**GOAL**. Wherever a line in the data below holds "text", copy that line.

BEGIN RECORDS FOR THE TASK

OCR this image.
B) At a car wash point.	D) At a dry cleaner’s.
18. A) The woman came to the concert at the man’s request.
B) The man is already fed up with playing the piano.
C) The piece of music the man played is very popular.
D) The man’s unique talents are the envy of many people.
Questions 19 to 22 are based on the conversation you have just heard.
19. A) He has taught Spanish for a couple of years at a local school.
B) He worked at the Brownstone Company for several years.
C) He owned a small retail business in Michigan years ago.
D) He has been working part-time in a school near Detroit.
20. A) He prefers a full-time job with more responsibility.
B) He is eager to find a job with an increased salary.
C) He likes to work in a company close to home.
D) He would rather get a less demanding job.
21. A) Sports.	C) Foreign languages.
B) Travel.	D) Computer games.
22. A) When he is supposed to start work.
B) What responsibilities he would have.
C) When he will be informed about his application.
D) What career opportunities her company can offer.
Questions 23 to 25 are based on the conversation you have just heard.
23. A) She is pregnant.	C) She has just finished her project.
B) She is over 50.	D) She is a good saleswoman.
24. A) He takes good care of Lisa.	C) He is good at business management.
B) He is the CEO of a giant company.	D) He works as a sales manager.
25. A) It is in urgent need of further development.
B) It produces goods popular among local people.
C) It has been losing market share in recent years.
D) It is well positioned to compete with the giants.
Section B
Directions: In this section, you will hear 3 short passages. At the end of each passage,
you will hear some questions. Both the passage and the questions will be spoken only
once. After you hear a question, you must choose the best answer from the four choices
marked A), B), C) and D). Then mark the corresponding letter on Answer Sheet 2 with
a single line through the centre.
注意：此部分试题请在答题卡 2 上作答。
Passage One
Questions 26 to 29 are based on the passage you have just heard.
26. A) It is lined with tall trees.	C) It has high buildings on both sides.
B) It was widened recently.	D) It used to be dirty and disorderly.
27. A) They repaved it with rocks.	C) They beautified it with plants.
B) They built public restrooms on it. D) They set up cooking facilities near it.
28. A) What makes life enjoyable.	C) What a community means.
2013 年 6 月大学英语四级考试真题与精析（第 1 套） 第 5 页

END RECORDS FOR THE TASK
BEGIN RECORDS FOR THE TASK

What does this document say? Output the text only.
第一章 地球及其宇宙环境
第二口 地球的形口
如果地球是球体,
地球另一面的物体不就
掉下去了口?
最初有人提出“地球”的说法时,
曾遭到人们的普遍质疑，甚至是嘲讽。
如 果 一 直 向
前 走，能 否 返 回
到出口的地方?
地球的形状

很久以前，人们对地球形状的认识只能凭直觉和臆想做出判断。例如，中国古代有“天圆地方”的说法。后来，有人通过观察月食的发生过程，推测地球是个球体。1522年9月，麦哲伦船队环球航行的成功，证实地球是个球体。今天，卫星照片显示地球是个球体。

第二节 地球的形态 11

END RECORDS FOR THE TASK
BEGIN RECORDS FOR THE TASK

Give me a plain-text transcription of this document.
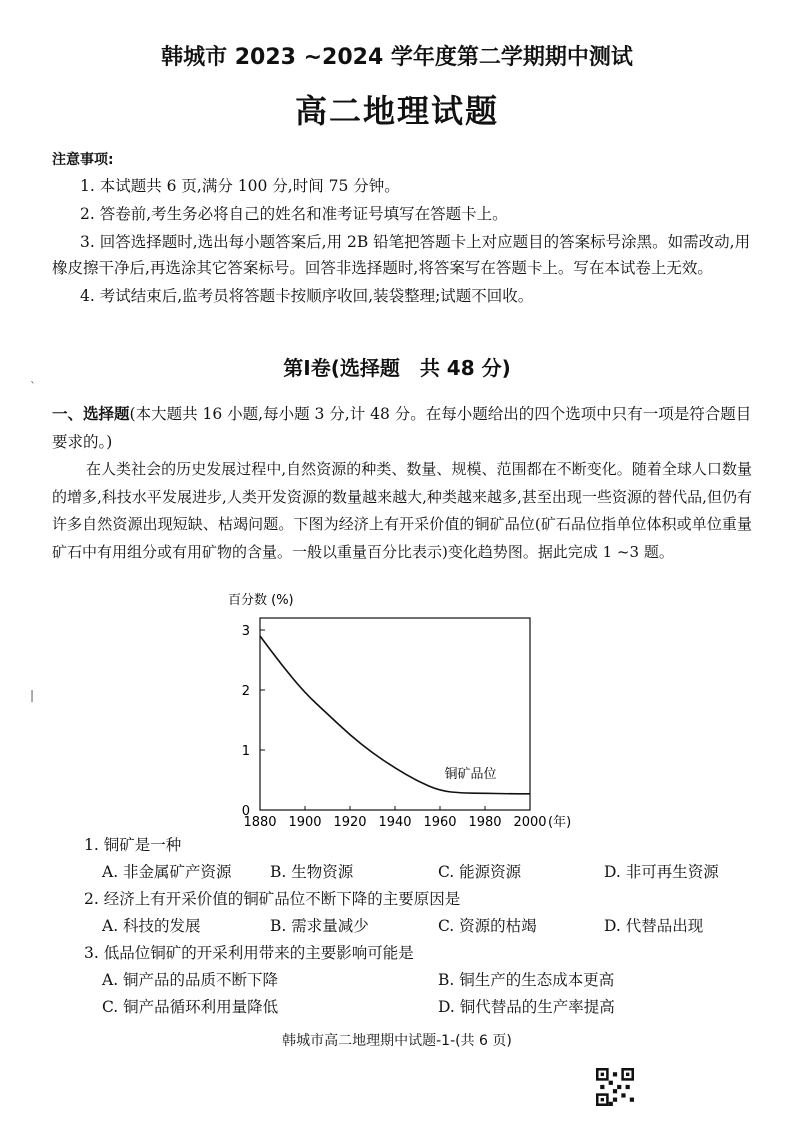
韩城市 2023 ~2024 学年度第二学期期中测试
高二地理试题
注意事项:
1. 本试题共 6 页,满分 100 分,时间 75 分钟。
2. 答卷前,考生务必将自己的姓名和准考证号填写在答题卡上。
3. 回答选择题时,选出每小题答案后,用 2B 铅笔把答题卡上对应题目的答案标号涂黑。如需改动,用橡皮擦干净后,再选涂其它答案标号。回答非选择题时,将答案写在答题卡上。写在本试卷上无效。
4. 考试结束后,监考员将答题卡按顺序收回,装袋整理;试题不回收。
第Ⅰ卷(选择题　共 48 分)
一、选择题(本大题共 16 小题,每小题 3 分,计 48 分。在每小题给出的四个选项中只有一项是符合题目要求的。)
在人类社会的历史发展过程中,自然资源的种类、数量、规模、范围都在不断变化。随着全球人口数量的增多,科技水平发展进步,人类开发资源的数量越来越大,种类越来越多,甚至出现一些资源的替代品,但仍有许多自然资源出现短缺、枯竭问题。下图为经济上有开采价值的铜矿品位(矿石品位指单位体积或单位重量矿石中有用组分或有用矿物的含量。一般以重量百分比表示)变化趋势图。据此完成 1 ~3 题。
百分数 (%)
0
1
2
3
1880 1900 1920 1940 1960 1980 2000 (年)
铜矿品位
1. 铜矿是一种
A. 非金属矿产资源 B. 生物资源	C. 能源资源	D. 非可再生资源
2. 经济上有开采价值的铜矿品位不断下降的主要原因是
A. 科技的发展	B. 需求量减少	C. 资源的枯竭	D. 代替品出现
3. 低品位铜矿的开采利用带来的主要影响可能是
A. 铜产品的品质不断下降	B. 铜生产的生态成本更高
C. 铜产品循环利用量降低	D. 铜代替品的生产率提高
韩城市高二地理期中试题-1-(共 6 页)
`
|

END RECORDS FOR THE TASK

**ANSWER TO THIS EXERCISE**.
What does this document say? Output the text only.
Give me a plain-text transcription of this document.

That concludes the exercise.